Reproduce all of the material word for word.
===== Information shown
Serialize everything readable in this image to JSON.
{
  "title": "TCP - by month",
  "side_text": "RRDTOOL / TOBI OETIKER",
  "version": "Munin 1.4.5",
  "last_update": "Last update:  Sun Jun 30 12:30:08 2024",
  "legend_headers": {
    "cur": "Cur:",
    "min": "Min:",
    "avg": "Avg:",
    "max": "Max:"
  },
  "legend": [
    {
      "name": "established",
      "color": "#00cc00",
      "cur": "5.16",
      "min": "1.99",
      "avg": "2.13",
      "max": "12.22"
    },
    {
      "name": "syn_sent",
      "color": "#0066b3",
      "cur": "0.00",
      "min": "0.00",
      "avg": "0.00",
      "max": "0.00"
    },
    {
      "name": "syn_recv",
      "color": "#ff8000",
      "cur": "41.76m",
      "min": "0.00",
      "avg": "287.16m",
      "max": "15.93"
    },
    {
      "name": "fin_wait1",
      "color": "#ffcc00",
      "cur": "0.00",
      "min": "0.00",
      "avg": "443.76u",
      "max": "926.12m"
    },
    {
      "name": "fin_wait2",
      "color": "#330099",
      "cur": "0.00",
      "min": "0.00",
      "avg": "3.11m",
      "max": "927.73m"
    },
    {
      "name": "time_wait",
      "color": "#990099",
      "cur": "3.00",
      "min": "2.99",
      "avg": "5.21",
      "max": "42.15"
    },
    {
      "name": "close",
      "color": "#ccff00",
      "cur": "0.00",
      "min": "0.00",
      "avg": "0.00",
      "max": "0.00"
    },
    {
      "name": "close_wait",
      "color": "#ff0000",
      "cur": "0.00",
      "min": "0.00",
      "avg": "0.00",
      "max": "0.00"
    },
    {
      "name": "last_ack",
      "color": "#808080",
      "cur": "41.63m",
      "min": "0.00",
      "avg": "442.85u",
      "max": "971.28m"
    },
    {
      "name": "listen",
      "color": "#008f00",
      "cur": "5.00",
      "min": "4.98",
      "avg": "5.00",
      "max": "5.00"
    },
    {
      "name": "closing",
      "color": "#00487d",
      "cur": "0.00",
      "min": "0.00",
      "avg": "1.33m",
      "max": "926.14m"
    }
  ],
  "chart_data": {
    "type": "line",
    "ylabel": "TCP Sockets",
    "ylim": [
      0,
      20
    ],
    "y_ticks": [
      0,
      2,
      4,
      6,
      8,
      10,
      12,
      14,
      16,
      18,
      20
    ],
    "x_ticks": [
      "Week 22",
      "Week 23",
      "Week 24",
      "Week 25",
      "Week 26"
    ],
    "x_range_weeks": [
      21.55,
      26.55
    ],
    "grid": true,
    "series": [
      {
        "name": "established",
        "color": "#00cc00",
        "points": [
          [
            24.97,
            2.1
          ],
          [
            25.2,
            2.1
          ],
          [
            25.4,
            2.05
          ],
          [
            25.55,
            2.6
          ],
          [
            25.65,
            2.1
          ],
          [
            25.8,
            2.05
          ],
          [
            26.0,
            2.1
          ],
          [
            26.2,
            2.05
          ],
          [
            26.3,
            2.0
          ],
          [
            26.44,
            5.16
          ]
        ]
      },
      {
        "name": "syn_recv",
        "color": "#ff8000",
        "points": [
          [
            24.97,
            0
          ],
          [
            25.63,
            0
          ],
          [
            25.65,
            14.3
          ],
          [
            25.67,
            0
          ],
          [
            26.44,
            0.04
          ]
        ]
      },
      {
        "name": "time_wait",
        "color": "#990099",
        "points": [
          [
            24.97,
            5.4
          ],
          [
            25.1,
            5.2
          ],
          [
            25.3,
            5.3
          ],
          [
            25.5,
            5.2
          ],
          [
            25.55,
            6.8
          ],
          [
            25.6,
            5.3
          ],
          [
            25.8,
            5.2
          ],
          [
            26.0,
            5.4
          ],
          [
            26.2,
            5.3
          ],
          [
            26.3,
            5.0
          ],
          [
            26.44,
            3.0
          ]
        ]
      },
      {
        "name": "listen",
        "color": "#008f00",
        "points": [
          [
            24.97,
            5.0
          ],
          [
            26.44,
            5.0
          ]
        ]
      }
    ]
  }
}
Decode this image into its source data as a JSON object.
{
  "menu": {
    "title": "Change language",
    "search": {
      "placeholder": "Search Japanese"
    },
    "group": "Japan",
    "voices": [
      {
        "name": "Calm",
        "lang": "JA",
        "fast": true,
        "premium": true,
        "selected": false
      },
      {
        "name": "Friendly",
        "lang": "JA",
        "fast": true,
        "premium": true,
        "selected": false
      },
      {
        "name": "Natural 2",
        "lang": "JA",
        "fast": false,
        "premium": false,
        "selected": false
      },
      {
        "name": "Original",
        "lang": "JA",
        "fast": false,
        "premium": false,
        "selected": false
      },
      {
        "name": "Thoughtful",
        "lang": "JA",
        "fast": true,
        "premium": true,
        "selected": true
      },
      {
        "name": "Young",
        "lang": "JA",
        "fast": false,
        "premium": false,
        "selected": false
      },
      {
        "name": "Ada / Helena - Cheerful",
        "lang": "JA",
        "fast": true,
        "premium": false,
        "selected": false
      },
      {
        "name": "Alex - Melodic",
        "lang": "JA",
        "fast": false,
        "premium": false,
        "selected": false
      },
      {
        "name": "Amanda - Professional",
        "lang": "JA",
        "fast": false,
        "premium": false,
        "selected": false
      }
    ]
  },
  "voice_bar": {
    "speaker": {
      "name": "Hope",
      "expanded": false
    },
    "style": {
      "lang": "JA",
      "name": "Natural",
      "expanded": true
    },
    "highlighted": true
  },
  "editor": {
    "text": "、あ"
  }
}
==========
Answer to the exercise:
Serialize everything readable in this image to JSON.
{
  "title": "TCP - by month",
  "side_text": "RRDTOOL / TOBI OETIKER",
  "version": "Munin 1.4.5",
  "last_update": "Last update:  Sun Jun 30 12:30:08 2024",
  "legend_headers": {
    "cur": "Cur:",
    "min": "Min:",
    "avg": "Avg:",
    "max": "Max:"
  },
  "legend": [
    {
      "name": "established",
      "color": "#00cc00",
      "cur": "5.16",
      "min": "1.99",
      "avg": "2.13",
      "max": "12.22"
    },
    {
      "name": "syn_sent",
      "color": "#0066b3",
      "cur": "0.00",
      "min": "0.00",
      "avg": "0.00",
      "max": "0.00"
    },
    {
      "name": "syn_recv",
      "color": "#ff8000",
      "cur": "41.76m",
      "min": "0.00",
      "avg": "287.16m",
      "max": "15.93"
    },
    {
      "name": "fin_wait1",
      "color": "#ffcc00",
      "cur": "0.00",
      "min": "0.00",
      "avg": "443.76u",
      "max": "926.12m"
    },
    {
      "name": "fin_wait2",
      "color": "#330099",
      "cur": "0.00",
      "min": "0.00",
      "avg": "3.11m",
      "max": "927.73m"
    },
    {
      "name": "time_wait",
      "color": "#990099",
      "cur": "3.00",
      "min": "2.99",
      "avg": "5.21",
      "max": "42.15"
    },
    {
      "name": "close",
      "color": "#ccff00",
      "cur": "0.00",
      "min": "0.00",
      "avg": "0.00",
      "max": "0.00"
    },
    {
      "name": "close_wait",
      "color": "#ff0000",
      "cur": "0.00",
      "min": "0.00",
      "avg": "0.00",
      "max": "0.00"
    },
    {
      "name": "last_ack",
      "color": "#808080",
      "cur": "41.63m",
      "min": "0.00",
      "avg": "442.85u",
      "max": "971.28m"
    },
    {
      "name": "listen",
      "color": "#008f00",
      "cur": "5.00",
      "min": "4.98",
      "avg": "5.00",
      "max": "5.00"
    },
    {
      "name": "closing",
      "color": "#00487d",
      "cur": "0.00",
      "min": "0.00",
      "avg": "1.33m",
      "max": "926.14m"
    }
  ],
  "chart_data": {
    "type": "line",
    "ylabel": "TCP Sockets",
    "ylim": [
      0,
      20
    ],
    "y_ticks": [
      0,
      2,
      4,
      6,
      8,
      10,
      12,
      14,
      16,
      18,
      20
    ],
    "x_ticks": [
      "Week 22",
      "Week 23",
      "Week 24",
      "Week 25",
      "Week 26"
    ],
    "x_range_weeks": [
      21.55,
      26.55
    ],
    "grid": true,
    "series": [
      {
        "name": "established",
        "color": "#00cc00",
        "points": [
          [
            24.97,
            2.1
          ],
          [
            25.2,
            2.1
          ],
          [
            25.4,
            2.05
          ],
          [
            25.55,
            2.6
          ],
          [
            25.65,
            2.1
          ],
          [
            25.8,
            2.05
          ],
          [
            26.0,
            2.1
          ],
          [
            26.2,
            2.05
          ],
          [
            26.3,
            2.0
          ],
          [
            26.44,
            5.16
          ]
        ]
      },
      {
        "name": "syn_recv",
        "color": "#ff8000",
        "points": [
          [
            24.97,
            0
          ],
          [
            25.63,
            0
          ],
          [
            25.65,
            14.3
          ],
          [
            25.67,
            0
          ],
          [
            26.44,
            0.04
          ]
        ]
      },
      {
        "name": "time_wait",
        "color": "#990099",
        "points": [
          [
            24.97,
            5.4
          ],
          [
            25.1,
            5.2
          ],
          [
            25.3,
            5.3
          ],
          [
            25.5,
            5.2
          ],
          [
            25.55,
            6.8
          ],
          [
            25.6,
            5.3
          ],
          [
            25.8,
            5.2
          ],
          [
            26.0,
            5.4
          ],
          [
            26.2,
            5.3
          ],
          [
            26.3,
            5.0
          ],
          [
            26.44,
            3.0
          ]
        ]
      },
      {
        "name": "listen",
        "color": "#008f00",
        "points": [
          [
            24.97,
            5.0
          ],
          [
            26.44,
            5.0
          ]
        ]
      }
    ]
  }
}
Decode this image into its source data as a JSON object.
{
  "menu": {
    "title": "Change language",
    "search": {
      "placeholder": "Search Japanese"
    },
    "group": "Japan",
    "voices": [
      {
        "name": "Calm",
        "lang": "JA",
        "fast": true,
        "premium": true,
        "selected": false
      },
      {
        "name": "Friendly",
        "lang": "JA",
        "fast": true,
        "premium": true,
        "selected": false
      },
      {
        "name": "Natural 2",
        "lang": "JA",
        "fast": false,
        "premium": false,
        "selected": false
      },
      {
        "name": "Original",
        "lang": "JA",
        "fast": false,
        "premium": false,
        "selected": false
      },
      {
        "name": "Thoughtful",
        "lang": "JA",
        "fast": true,
        "premium": true,
        "selected": true
      },
      {
        "name": "Young",
        "lang": "JA",
        "fast": false,
        "premium": false,
        "selected": false
      },
      {
        "name": "Ada / Helena - Cheerful",
        "lang": "JA",
        "fast": true,
        "premium": false,
        "selected": false
      },
      {
        "name": "Alex - Melodic",
        "lang": "JA",
        "fast": false,
        "premium": false,
        "selected": false
      },
      {
        "name": "Amanda - Professional",
        "lang": "JA",
        "fast": false,
        "premium": false,
        "selected": false
      }
    ]
  },
  "voice_bar": {
    "speaker": {
      "name": "Hope",
      "expanded": false
    },
    "style": {
      "lang": "JA",
      "name": "Natural",
      "expanded": true
    },
    "highlighted": true
  },
  "editor": {
    "text": "、あ"
  }
}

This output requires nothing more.